# [Objective]
Read the data and repeat it in full, exactly.

# [Provided data]

──────────────────────────────

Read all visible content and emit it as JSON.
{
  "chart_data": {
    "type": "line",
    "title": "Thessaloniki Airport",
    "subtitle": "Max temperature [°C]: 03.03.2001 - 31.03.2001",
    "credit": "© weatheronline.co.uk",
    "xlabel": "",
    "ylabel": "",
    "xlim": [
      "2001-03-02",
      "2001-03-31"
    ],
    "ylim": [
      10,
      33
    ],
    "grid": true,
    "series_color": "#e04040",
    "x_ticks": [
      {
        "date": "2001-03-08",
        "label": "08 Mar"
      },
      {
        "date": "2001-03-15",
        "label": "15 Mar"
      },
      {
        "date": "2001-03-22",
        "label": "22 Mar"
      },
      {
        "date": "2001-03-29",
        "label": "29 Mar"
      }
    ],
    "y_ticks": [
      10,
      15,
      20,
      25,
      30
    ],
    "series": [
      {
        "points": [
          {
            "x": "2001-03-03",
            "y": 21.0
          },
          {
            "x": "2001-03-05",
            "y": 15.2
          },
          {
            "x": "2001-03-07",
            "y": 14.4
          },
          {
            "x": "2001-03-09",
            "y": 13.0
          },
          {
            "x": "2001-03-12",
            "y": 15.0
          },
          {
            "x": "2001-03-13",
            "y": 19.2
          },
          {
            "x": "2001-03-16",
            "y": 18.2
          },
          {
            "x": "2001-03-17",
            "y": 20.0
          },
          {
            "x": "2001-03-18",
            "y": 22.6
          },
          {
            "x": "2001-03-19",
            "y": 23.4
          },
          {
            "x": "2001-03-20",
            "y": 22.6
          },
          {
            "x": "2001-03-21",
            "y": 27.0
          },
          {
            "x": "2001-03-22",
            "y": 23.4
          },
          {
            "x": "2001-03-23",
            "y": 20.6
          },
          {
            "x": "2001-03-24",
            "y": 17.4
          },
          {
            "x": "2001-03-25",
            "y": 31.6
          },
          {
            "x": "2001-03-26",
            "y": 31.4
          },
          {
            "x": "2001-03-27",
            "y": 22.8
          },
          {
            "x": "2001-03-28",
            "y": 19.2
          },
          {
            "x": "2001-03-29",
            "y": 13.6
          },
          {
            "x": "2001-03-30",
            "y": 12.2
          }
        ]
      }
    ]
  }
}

──────────────────────────────

# [Completed exercise]
Read all visible content and emit it as JSON.
{
  "chart_data": {
    "type": "line",
    "title": "Thessaloniki Airport",
    "subtitle": "Max temperature [°C]: 03.03.2001 - 31.03.2001",
    "credit": "© weatheronline.co.uk",
    "xlabel": "",
    "ylabel": "",
    "xlim": [
      "2001-03-02",
      "2001-03-31"
    ],
    "ylim": [
      10,
      33
    ],
    "grid": true,
    "series_color": "#e04040",
    "x_ticks": [
      {
        "date": "2001-03-08",
        "label": "08 Mar"
      },
      {
        "date": "2001-03-15",
        "label": "15 Mar"
      },
      {
        "date": "2001-03-22",
        "label": "22 Mar"
      },
      {
        "date": "2001-03-29",
        "label": "29 Mar"
      }
    ],
    "y_ticks": [
      10,
      15,
      20,
      25,
      30
    ],
    "series": [
      {
        "points": [
          {
            "x": "2001-03-03",
            "y": 21.0
          },
          {
            "x": "2001-03-05",
            "y": 15.2
          },
          {
            "x": "2001-03-07",
            "y": 14.4
          },
          {
            "x": "2001-03-09",
            "y": 13.0
          },
          {
            "x": "2001-03-12",
            "y": 15.0
          },
          {
            "x": "2001-03-13",
            "y": 19.2
          },
          {
            "x": "2001-03-16",
            "y": 18.2
          },
          {
            "x": "2001-03-17",
            "y": 20.0
          },
          {
            "x": "2001-03-18",
            "y": 22.6
          },
          {
            "x": "2001-03-19",
            "y": 23.4
          },
          {
            "x": "2001-03-20",
            "y": 22.6
          },
          {
            "x": "2001-03-21",
            "y": 27.0
          },
          {
            "x": "2001-03-22",
            "y": 23.4
          },
          {
            "x": "2001-03-23",
            "y": 20.6
          },
          {
            "x": "2001-03-24",
            "y": 17.4
          },
          {
            "x": "2001-03-25",
            "y": 31.6
          },
          {
            "x": "2001-03-26",
            "y": 31.4
          },
          {
            "x": "2001-03-27",
            "y": 22.8
          },
          {
            "x": "2001-03-28",
            "y": 19.2
          },
          {
            "x": "2001-03-29",
            "y": 13.6
          },
          {
            "x": "2001-03-30",
            "y": 12.2
          }
        ]
      }
    ]
  }
}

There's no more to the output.